** Exercise **
Answer with one number only: the number of lines that include the word "subtitle".

** Data in this exercise **
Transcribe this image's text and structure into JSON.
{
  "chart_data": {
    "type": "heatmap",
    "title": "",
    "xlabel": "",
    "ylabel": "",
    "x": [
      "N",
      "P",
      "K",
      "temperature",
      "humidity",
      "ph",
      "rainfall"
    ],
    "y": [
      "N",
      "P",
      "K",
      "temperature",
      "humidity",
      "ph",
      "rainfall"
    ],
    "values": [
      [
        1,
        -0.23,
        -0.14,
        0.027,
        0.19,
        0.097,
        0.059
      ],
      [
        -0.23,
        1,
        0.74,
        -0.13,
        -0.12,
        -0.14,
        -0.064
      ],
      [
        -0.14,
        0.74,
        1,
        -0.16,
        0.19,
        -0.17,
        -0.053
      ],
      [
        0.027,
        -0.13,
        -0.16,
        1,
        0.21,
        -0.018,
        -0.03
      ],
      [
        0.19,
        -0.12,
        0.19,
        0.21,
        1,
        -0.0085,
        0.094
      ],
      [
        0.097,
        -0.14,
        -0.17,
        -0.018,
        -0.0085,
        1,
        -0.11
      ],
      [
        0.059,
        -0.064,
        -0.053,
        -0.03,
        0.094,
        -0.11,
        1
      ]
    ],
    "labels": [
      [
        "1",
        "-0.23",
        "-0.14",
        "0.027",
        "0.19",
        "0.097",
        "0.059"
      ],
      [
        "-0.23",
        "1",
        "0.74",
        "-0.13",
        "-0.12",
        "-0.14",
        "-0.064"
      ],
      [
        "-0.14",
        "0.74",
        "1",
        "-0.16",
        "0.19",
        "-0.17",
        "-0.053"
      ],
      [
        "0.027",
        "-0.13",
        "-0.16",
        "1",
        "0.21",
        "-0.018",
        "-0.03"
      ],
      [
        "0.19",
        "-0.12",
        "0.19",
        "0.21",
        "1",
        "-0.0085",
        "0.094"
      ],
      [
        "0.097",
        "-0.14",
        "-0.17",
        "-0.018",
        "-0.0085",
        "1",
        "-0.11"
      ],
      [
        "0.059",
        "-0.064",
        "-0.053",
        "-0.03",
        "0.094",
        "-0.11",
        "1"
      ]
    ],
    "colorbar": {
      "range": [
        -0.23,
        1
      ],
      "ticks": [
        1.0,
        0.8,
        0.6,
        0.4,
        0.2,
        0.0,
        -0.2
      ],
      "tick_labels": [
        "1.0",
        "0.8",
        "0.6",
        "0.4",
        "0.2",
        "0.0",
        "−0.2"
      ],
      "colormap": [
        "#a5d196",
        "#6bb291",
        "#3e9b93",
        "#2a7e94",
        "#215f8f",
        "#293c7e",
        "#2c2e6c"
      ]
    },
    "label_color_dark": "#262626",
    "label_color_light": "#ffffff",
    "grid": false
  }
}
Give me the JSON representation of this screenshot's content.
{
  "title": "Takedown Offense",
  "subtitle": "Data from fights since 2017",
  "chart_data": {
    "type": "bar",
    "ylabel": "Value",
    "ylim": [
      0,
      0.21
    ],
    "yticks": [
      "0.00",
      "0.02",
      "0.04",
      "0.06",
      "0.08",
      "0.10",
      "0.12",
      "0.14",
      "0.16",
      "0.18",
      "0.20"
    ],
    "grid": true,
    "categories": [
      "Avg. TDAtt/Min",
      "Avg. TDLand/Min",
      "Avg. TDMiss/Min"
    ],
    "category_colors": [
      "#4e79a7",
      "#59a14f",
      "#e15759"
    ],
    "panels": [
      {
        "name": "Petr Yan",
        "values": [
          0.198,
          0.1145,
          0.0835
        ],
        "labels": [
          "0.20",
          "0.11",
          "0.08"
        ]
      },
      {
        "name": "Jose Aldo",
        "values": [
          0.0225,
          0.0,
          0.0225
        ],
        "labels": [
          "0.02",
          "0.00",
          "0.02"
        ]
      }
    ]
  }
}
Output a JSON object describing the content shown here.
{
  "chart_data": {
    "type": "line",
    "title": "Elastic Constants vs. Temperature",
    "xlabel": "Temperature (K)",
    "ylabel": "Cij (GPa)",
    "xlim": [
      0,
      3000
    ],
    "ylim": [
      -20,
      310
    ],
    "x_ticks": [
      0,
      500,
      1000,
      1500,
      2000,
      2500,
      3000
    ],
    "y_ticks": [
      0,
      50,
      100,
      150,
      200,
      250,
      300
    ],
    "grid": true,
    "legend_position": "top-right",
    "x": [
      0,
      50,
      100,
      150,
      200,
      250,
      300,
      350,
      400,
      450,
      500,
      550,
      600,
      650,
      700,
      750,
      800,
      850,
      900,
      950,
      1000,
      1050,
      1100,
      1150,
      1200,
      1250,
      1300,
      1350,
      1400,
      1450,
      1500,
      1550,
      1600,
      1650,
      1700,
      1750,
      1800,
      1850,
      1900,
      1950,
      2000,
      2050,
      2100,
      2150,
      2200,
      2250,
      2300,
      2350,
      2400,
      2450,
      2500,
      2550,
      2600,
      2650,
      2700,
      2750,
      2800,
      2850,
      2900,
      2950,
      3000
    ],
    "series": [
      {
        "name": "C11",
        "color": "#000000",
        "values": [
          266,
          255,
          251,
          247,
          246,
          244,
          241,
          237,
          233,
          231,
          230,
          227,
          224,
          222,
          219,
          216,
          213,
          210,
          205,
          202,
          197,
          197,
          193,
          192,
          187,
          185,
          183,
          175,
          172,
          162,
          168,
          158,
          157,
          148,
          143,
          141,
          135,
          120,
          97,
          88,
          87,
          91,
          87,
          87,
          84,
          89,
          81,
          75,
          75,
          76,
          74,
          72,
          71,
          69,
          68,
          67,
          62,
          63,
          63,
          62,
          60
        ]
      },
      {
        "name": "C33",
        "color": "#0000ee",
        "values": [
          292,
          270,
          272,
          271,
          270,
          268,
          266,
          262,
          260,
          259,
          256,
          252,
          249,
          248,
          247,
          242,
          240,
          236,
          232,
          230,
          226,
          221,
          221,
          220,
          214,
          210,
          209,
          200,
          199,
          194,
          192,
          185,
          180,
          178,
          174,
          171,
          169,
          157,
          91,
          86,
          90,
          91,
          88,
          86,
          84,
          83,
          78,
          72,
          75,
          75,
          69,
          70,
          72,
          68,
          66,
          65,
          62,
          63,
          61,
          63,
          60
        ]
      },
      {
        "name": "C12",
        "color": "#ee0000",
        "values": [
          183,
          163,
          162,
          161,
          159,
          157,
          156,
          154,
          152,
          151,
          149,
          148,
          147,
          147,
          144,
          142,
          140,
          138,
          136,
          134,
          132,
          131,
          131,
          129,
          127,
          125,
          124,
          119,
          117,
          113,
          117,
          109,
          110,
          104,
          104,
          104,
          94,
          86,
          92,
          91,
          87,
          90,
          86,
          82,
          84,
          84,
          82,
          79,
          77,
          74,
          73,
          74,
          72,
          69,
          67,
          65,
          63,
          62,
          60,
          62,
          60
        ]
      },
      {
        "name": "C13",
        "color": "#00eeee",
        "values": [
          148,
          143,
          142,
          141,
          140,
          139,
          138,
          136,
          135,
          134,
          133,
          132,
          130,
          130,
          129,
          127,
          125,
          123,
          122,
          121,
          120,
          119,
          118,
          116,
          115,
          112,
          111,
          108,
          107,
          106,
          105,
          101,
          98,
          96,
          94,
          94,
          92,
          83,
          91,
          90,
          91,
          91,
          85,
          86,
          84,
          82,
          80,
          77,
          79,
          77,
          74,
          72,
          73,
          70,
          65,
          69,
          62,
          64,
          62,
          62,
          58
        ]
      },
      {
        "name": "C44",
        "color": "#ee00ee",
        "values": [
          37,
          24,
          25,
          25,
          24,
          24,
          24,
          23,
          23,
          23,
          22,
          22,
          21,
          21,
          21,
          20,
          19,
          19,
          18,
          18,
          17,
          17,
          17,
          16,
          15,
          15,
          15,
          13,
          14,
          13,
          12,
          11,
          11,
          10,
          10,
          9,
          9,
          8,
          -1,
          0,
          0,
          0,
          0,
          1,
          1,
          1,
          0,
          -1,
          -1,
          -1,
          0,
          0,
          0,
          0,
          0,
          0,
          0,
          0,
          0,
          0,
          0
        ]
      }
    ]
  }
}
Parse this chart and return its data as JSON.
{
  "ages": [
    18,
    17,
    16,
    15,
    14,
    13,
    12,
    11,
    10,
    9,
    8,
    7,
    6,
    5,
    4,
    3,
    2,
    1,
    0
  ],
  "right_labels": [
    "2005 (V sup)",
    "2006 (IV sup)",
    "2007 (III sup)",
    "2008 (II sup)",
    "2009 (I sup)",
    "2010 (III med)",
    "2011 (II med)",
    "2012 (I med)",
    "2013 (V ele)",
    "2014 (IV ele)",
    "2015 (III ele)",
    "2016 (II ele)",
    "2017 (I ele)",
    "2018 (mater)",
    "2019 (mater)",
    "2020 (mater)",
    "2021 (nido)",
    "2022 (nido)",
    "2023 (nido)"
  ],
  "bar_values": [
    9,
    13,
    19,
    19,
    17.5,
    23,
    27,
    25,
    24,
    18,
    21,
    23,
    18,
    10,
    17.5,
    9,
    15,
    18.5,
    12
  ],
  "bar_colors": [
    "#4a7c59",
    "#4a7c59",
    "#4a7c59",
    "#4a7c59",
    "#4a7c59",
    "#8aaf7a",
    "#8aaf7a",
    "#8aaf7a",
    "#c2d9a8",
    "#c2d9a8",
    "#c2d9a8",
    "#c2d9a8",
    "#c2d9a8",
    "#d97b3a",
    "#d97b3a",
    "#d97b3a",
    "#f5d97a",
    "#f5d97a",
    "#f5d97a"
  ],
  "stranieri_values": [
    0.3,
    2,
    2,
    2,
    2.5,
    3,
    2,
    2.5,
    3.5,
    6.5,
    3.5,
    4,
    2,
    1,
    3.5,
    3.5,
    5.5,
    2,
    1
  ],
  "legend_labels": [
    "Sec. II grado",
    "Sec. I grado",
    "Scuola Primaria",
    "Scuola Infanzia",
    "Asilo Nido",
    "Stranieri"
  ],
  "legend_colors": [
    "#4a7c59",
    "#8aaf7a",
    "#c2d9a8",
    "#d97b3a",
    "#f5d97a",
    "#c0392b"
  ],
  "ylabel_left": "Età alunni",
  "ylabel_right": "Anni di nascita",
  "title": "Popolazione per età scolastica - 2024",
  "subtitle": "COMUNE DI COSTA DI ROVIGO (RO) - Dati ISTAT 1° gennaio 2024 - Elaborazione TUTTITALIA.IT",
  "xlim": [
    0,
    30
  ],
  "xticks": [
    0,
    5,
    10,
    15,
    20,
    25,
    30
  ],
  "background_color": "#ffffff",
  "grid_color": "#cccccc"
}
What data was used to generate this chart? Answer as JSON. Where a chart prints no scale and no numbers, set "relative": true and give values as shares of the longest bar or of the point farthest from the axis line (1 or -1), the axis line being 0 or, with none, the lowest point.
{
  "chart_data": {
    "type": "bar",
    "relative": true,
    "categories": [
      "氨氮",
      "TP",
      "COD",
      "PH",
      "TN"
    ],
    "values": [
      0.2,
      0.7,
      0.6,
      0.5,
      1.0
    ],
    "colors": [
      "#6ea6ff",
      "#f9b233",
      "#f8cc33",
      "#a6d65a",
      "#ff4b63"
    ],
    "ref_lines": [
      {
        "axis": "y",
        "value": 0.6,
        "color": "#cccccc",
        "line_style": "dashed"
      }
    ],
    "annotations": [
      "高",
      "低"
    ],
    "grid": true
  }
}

** Output below **
2